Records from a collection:
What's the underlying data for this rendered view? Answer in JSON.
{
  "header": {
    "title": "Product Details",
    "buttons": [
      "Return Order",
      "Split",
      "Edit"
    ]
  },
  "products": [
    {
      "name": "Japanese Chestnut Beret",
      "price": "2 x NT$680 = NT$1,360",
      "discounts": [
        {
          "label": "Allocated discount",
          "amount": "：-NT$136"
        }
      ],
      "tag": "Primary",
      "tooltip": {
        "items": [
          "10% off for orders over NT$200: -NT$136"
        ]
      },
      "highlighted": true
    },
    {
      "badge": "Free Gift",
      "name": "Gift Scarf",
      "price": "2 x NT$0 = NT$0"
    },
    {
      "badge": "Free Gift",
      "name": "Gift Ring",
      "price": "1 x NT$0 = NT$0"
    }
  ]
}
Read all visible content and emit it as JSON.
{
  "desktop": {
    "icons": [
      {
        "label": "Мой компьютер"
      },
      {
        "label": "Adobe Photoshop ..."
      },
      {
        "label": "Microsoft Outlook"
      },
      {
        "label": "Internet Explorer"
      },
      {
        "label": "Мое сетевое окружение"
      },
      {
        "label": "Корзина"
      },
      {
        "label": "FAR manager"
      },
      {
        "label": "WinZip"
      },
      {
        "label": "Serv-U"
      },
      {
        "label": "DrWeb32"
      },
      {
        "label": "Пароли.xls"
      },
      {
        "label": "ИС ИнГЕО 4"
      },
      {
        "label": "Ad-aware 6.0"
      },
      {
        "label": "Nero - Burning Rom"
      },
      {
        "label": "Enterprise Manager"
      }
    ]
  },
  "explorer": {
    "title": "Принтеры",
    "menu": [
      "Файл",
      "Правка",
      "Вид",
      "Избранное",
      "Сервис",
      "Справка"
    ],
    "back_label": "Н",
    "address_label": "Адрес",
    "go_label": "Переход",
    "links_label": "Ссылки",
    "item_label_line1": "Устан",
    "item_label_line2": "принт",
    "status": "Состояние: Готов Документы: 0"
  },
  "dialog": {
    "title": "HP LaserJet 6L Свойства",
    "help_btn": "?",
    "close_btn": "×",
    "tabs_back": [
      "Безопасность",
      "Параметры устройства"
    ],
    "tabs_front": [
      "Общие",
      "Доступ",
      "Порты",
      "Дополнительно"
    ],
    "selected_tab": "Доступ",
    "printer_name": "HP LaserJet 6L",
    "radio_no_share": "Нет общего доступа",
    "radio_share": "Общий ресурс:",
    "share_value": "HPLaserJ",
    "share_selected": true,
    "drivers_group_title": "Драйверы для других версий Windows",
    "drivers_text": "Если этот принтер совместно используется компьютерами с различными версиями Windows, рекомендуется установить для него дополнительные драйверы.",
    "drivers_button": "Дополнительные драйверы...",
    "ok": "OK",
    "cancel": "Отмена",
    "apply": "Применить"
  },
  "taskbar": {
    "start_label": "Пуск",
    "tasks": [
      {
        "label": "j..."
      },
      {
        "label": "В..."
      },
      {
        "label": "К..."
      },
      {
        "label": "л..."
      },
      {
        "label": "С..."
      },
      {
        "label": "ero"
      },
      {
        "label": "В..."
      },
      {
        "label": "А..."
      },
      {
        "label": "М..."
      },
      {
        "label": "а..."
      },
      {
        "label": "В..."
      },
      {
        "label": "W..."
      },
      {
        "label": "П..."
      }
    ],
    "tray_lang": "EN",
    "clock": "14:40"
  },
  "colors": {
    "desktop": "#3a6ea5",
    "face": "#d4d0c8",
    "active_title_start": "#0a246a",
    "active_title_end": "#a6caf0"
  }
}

▶ _Request_
Copy the records above exactly.

▶ _Output for this task_
What's the underlying data for this rendered view? Answer in JSON.
{
  "header": {
    "title": "Product Details",
    "buttons": [
      "Return Order",
      "Split",
      "Edit"
    ]
  },
  "products": [
    {
      "name": "Japanese Chestnut Beret",
      "price": "2 x NT$680 = NT$1,360",
      "discounts": [
        {
          "label": "Allocated discount",
          "amount": "：-NT$136"
        }
      ],
      "tag": "Primary",
      "tooltip": {
        "items": [
          "10% off for orders over NT$200: -NT$136"
        ]
      },
      "highlighted": true
    },
    {
      "badge": "Free Gift",
      "name": "Gift Scarf",
      "price": "2 x NT$0 = NT$0"
    },
    {
      "badge": "Free Gift",
      "name": "Gift Ring",
      "price": "1 x NT$0 = NT$0"
    }
  ]
}
Read all visible content and emit it as JSON.
{
  "desktop": {
    "icons": [
      {
        "label": "Мой компьютер"
      },
      {
        "label": "Adobe Photoshop ..."
      },
      {
        "label": "Microsoft Outlook"
      },
      {
        "label": "Internet Explorer"
      },
      {
        "label": "Мое сетевое окружение"
      },
      {
        "label": "Корзина"
      },
      {
        "label": "FAR manager"
      },
      {
        "label": "WinZip"
      },
      {
        "label": "Serv-U"
      },
      {
        "label": "DrWeb32"
      },
      {
        "label": "Пароли.xls"
      },
      {
        "label": "ИС ИнГЕО 4"
      },
      {
        "label": "Ad-aware 6.0"
      },
      {
        "label": "Nero - Burning Rom"
      },
      {
        "label": "Enterprise Manager"
      }
    ]
  },
  "explorer": {
    "title": "Принтеры",
    "menu": [
      "Файл",
      "Правка",
      "Вид",
      "Избранное",
      "Сервис",
      "Справка"
    ],
    "back_label": "Н",
    "address_label": "Адрес",
    "go_label": "Переход",
    "links_label": "Ссылки",
    "item_label_line1": "Устан",
    "item_label_line2": "принт",
    "status": "Состояние: Готов Документы: 0"
  },
  "dialog": {
    "title": "HP LaserJet 6L Свойства",
    "help_btn": "?",
    "close_btn": "×",
    "tabs_back": [
      "Безопасность",
      "Параметры устройства"
    ],
    "tabs_front": [
      "Общие",
      "Доступ",
      "Порты",
      "Дополнительно"
    ],
    "selected_tab": "Доступ",
    "printer_name": "HP LaserJet 6L",
    "radio_no_share": "Нет общего доступа",
    "radio_share": "Общий ресурс:",
    "share_value": "HPLaserJ",
    "share_selected": true,
    "drivers_group_title": "Драйверы для других версий Windows",
    "drivers_text": "Если этот принтер совместно используется компьютерами с различными версиями Windows, рекомендуется установить для него дополнительные драйверы.",
    "drivers_button": "Дополнительные драйверы...",
    "ok": "OK",
    "cancel": "Отмена",
    "apply": "Применить"
  },
  "taskbar": {
    "start_label": "Пуск",
    "tasks": [
      {
        "label": "j..."
      },
      {
        "label": "В..."
      },
      {
        "label": "К..."
      },
      {
        "label": "л..."
      },
      {
        "label": "С..."
      },
      {
        "label": "ero"
      },
      {
        "label": "В..."
      },
      {
        "label": "А..."
      },
      {
        "label": "М..."
      },
      {
        "label": "а..."
      },
      {
        "label": "В..."
      },
      {
        "label": "W..."
      },
      {
        "label": "П..."
      }
    ],
    "tray_lang": "EN",
    "clock": "14:40"
  },
  "colors": {
    "desktop": "#3a6ea5",
    "face": "#d4d0c8",
    "active_title_start": "#0a246a",
    "active_title_end": "#a6caf0"
  }
}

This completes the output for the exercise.